[WHAT IS EXPECTED] Copy every line of the data that contains the string "guided".

[RECORD SET]
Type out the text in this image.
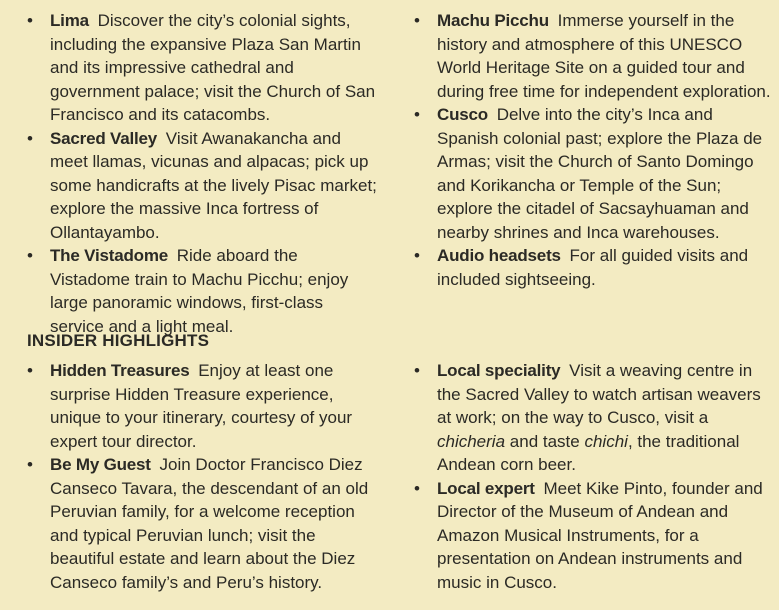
• Lima Discover the city’s colonial sights, including the expansive Plaza San Martin and its impressive cathedral and government palace; visit the Church of San Francisco and its catacombs.
• Sacred Valley Visit Awanakancha and meet llamas, vicunas and alpacas; pick up some handicrafts at the lively Pisac market; explore the massive Inca fortress of Ollantayambo.
• The Vistadome Ride aboard the Vistadome train to Machu Picchu; enjoy large panoramic windows, first-class service and a light meal.
• Machu Picchu Immerse yourself in the history and atmosphere of this UNESCO World Heritage Site on a guided tour and during free time for independent exploration.
• Cusco Delve into the city’s Inca and Spanish colonial past; explore the Plaza de Armas; visit the Church of Santo Domingo and Korikancha or Temple of the Sun; explore the citadel of Sacsayhuaman and nearby shrines and Inca warehouses.
• Audio headsets For all guided visits and included sightseeing.
INSIDER HIGHLIGHTS
• Hidden Treasures Enjoy at least one surprise Hidden Treasure experience, unique to your itinerary, courtesy of your expert tour director.
• Be My Guest Join Doctor Francisco Diez Canseco Tavara, the descendant of an old Peruvian family, for a welcome reception and typical Peruvian lunch; visit the beautiful estate and learn about the Diez Canseco family’s and Peru’s history.
• Local speciality Visit a weaving centre in the Sacred Valley to watch artisan weavers at work; on the way to Cusco, visit a chicheria and taste chichi, the traditional Andean corn beer.
• Local expert Meet Kike Pinto, founder and Director of the Museum of Andean and Amazon Musical Instruments, for a presentation on Andean instruments and music in Cusco.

[SOLUTION TO THE PROBLEM]
• Machu Picchu Immerse yourself in the history and atmosphere of this UNESCO World Heritage Site on a guided tour and during free time for independent exploration.
• Audio headsets For all guided visits and included sightseeing.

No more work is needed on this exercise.